*ENTRIES PROVIDED*:

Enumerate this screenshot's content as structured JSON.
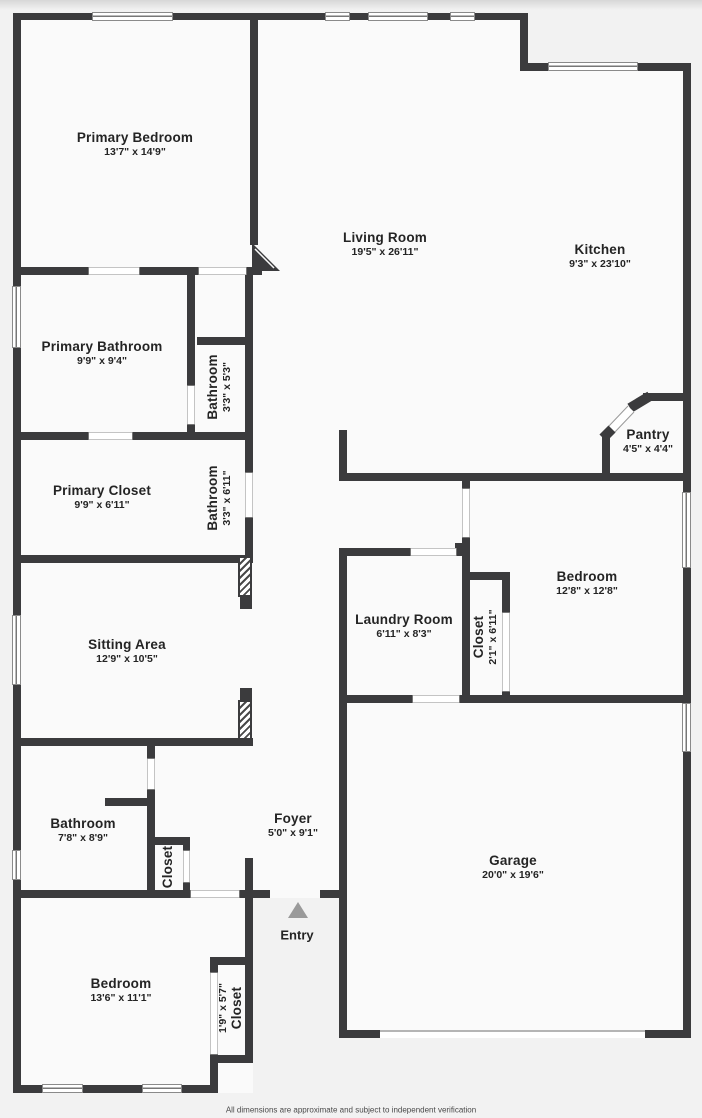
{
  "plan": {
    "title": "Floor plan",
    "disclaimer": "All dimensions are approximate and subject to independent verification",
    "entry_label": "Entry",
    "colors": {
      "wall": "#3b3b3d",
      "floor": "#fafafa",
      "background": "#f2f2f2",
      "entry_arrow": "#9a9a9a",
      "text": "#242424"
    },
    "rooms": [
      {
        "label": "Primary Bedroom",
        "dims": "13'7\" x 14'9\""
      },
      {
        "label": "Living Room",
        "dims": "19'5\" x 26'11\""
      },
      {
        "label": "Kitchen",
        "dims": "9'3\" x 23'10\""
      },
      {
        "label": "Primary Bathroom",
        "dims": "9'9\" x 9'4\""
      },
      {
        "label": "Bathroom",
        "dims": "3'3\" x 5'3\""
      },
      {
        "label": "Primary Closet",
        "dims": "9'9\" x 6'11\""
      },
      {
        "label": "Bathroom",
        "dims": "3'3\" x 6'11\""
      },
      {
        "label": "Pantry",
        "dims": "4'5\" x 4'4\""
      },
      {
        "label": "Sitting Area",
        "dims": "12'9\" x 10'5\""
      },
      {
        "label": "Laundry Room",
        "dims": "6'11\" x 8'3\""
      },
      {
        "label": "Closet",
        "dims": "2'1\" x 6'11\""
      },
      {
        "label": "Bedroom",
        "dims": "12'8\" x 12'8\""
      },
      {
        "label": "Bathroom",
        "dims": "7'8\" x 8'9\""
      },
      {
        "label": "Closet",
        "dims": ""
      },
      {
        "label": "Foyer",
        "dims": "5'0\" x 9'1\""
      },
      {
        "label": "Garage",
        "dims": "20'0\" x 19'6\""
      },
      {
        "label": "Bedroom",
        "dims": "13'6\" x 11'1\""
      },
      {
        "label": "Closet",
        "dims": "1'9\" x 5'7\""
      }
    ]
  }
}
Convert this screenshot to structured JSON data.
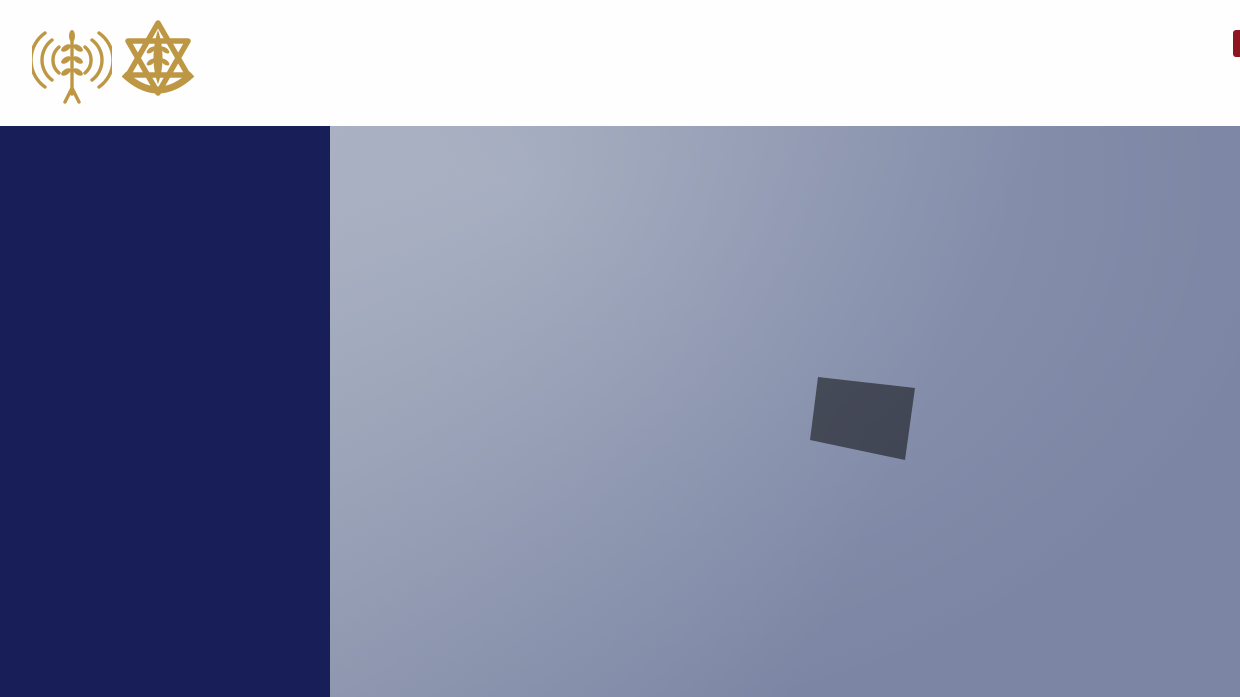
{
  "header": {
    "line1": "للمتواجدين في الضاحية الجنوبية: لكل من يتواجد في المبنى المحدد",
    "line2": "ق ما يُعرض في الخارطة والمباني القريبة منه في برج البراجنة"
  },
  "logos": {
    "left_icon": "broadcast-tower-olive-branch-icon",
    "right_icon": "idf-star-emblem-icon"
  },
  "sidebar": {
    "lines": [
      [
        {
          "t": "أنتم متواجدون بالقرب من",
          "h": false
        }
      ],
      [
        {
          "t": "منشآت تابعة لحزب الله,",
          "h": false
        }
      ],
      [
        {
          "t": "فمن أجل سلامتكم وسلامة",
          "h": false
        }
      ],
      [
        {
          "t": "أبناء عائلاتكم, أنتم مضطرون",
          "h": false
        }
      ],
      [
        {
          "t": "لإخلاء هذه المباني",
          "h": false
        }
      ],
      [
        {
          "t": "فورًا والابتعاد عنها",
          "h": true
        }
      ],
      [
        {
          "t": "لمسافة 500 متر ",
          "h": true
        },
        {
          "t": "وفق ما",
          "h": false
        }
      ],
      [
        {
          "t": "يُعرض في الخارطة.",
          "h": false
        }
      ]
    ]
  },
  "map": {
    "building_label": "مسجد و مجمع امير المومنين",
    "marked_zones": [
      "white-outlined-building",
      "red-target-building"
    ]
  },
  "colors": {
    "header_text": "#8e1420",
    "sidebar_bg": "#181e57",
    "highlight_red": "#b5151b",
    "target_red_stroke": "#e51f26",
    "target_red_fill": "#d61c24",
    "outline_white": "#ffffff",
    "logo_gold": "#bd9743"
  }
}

*TASK TO COMPLETE*: Reproduce the material above verbatim; omit every picture.

*EXERCISE ANSWER*:
Enumerate this screenshot's content as structured JSON.
{
  "plan": {
    "title": "Floor plan",
    "disclaimer": "All dimensions are approximate and subject to independent verification",
    "entry_label": "Entry",
    "colors": {
      "wall": "#3b3b3d",
      "floor": "#fafafa",
      "background": "#f2f2f2",
      "entry_arrow": "#9a9a9a",
      "text": "#242424"
    },
    "rooms": [
      {
        "label": "Primary Bedroom",
        "dims": "13'7\" x 14'9\""
      },
      {
        "label": "Living Room",
        "dims": "19'5\" x 26'11\""
      },
      {
        "label": "Kitchen",
        "dims": "9'3\" x 23'10\""
      },
      {
        "label": "Primary Bathroom",
        "dims": "9'9\" x 9'4\""
      },
      {
        "label": "Bathroom",
        "dims": "3'3\" x 5'3\""
      },
      {
        "label": "Primary Closet",
        "dims": "9'9\" x 6'11\""
      },
      {
        "label": "Bathroom",
        "dims": "3'3\" x 6'11\""
      },
      {
        "label": "Pantry",
        "dims": "4'5\" x 4'4\""
      },
      {
        "label": "Sitting Area",
        "dims": "12'9\" x 10'5\""
      },
      {
        "label": "Laundry Room",
        "dims": "6'11\" x 8'3\""
      },
      {
        "label": "Closet",
        "dims": "2'1\" x 6'11\""
      },
      {
        "label": "Bedroom",
        "dims": "12'8\" x 12'8\""
      },
      {
        "label": "Bathroom",
        "dims": "7'8\" x 8'9\""
      },
      {
        "label": "Closet",
        "dims": ""
      },
      {
        "label": "Foyer",
        "dims": "5'0\" x 9'1\""
      },
      {
        "label": "Garage",
        "dims": "20'0\" x 19'6\""
      },
      {
        "label": "Bedroom",
        "dims": "13'6\" x 11'1\""
      },
      {
        "label": "Closet",
        "dims": "1'9\" x 5'7\""
      }
    ]
  }
}
Convert this screenshot to structured JSON data.
{
  "header": {
    "line1": "للمتواجدين في الضاحية الجنوبية: لكل من يتواجد في المبنى المحدد",
    "line2": "ق ما يُعرض في الخارطة والمباني القريبة منه في برج البراجنة"
  },
  "logos": {
    "left_icon": "broadcast-tower-olive-branch-icon",
    "right_icon": "idf-star-emblem-icon"
  },
  "sidebar": {
    "lines": [
      [
        {
          "t": "أنتم متواجدون بالقرب من",
          "h": false
        }
      ],
      [
        {
          "t": "منشآت تابعة لحزب الله,",
          "h": false
        }
      ],
      [
        {
          "t": "فمن أجل سلامتكم وسلامة",
          "h": false
        }
      ],
      [
        {
          "t": "أبناء عائلاتكم, أنتم مضطرون",
          "h": false
        }
      ],
      [
        {
          "t": "لإخلاء هذه المباني",
          "h": false
        }
      ],
      [
        {
          "t": "فورًا والابتعاد عنها",
          "h": true
        }
      ],
      [
        {
          "t": "لمسافة 500 متر ",
          "h": true
        },
        {
          "t": "وفق ما",
          "h": false
        }
      ],
      [
        {
          "t": "يُعرض في الخارطة.",
          "h": false
        }
      ]
    ]
  },
  "map": {
    "building_label": "مسجد و مجمع امير المومنين",
    "marked_zones": [
      "white-outlined-building",
      "red-target-building"
    ]
  },
  "colors": {
    "header_text": "#8e1420",
    "sidebar_bg": "#181e57",
    "highlight_red": "#b5151b",
    "target_red_stroke": "#e51f26",
    "target_red_fill": "#d61c24",
    "outline_white": "#ffffff",
    "logo_gold": "#bd9743"
  }
}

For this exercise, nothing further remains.